**Written problem**
Scan the data below. Pull out each line where "marker" occurs.

**Information supplied**
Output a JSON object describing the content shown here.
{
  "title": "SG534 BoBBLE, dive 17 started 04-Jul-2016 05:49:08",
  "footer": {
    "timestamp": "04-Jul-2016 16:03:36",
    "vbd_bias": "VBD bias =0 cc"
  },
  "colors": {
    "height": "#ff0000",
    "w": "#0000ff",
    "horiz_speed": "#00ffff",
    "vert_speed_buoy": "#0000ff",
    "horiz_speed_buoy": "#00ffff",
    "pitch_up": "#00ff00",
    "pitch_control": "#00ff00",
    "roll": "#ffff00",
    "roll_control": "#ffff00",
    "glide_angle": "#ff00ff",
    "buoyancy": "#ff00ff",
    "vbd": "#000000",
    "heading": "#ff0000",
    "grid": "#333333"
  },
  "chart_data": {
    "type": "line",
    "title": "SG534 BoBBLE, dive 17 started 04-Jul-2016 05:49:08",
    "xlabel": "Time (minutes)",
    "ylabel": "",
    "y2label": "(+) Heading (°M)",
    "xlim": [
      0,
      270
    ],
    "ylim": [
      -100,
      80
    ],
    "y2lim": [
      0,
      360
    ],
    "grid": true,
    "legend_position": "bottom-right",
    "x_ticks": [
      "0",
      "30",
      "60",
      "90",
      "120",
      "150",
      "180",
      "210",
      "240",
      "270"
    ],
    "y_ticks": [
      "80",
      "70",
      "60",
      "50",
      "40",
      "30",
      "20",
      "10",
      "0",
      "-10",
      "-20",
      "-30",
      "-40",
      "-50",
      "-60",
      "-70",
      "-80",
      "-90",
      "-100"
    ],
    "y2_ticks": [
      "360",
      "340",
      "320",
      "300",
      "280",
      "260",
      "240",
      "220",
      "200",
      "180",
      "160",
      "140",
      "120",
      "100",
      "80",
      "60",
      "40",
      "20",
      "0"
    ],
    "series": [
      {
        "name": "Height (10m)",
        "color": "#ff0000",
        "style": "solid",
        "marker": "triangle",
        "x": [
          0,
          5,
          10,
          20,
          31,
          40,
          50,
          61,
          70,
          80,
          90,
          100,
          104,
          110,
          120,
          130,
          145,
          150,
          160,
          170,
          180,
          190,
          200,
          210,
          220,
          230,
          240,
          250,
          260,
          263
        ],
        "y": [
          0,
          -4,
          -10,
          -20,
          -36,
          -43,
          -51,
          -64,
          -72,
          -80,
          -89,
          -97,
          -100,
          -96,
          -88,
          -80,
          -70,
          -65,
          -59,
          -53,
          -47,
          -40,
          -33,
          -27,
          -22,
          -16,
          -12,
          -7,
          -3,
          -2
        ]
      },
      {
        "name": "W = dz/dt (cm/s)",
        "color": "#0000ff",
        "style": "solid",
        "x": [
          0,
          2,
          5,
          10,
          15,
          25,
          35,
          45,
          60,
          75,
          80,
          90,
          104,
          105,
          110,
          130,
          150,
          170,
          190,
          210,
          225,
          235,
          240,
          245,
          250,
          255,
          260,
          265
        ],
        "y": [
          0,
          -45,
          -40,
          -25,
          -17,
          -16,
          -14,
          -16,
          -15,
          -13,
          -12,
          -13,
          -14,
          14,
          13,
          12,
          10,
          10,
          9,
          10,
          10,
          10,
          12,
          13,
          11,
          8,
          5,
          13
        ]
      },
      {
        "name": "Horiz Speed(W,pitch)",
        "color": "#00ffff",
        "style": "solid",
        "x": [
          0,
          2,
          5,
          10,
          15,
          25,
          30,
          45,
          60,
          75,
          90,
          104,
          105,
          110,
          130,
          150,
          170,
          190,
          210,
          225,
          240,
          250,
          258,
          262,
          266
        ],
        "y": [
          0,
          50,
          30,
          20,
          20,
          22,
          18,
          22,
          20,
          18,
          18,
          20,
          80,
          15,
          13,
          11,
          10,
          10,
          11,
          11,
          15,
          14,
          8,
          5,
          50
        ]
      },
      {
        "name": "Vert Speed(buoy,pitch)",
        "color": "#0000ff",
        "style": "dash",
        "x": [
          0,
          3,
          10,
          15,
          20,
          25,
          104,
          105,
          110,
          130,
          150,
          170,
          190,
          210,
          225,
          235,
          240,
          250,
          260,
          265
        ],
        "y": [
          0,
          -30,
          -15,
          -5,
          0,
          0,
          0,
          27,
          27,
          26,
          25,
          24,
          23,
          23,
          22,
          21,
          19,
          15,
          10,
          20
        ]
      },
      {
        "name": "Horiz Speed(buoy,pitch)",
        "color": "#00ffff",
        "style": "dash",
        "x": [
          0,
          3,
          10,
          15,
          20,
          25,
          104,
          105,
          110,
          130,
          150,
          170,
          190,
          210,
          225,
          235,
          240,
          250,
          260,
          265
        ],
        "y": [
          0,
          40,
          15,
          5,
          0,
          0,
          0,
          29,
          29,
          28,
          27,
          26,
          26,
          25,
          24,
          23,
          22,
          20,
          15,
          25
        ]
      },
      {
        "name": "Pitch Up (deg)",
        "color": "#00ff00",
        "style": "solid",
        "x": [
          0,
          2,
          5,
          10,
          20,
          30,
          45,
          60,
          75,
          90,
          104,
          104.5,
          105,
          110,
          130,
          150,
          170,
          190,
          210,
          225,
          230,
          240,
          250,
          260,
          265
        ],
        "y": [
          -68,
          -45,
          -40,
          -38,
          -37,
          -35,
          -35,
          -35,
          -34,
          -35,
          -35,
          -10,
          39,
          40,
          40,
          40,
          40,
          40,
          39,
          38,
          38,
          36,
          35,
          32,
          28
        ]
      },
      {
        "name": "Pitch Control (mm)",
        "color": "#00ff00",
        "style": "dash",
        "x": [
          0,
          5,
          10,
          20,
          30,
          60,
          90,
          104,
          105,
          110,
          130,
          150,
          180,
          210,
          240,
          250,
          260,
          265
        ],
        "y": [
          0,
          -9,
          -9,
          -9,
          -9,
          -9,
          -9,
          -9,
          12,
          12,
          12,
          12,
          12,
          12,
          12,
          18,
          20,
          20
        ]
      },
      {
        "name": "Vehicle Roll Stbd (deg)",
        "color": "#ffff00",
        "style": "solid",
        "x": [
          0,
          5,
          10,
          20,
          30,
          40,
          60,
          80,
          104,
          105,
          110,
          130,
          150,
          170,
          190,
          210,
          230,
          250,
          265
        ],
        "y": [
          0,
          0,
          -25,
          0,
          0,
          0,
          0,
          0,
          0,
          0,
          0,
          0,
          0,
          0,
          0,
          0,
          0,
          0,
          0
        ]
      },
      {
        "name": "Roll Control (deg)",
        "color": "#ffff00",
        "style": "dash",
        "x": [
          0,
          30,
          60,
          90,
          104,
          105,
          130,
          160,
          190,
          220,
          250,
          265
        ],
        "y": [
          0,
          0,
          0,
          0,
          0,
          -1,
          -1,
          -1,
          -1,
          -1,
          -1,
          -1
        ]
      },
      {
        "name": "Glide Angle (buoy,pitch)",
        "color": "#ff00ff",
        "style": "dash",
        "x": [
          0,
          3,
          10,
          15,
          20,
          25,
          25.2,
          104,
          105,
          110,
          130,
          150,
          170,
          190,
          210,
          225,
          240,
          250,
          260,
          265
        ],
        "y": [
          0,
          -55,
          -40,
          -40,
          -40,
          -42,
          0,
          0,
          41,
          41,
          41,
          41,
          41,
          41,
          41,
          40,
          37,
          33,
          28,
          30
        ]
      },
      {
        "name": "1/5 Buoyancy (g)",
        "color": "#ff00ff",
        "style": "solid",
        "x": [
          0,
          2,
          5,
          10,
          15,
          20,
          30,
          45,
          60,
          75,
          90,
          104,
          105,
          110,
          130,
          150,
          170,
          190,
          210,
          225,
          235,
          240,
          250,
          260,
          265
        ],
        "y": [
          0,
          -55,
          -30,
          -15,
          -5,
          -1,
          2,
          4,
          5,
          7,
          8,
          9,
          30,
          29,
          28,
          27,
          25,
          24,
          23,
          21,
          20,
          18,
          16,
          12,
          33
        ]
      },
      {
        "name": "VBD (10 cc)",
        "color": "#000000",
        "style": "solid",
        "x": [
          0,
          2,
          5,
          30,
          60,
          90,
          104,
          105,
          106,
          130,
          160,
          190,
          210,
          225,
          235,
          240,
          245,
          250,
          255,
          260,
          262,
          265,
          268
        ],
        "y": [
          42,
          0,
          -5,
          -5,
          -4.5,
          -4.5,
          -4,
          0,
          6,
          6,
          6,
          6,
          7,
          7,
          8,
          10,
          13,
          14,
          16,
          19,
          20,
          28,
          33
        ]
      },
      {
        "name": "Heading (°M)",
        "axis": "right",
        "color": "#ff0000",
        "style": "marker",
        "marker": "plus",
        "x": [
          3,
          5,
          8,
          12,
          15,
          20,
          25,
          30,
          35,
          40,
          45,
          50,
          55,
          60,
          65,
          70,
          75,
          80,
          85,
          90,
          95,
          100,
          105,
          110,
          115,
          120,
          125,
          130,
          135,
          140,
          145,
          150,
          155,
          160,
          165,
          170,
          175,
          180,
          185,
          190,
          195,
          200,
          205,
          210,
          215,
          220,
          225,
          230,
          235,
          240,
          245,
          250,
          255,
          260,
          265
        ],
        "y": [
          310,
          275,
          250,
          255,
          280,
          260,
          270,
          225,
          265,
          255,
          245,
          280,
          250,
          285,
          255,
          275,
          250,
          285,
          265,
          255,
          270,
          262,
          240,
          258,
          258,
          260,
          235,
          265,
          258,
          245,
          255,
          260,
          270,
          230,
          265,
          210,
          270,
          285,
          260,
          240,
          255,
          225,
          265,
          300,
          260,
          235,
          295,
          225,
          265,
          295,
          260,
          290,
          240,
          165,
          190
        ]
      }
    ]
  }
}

**Result**
        "marker": "triangle",
        "style": "marker",
        "marker": "plus",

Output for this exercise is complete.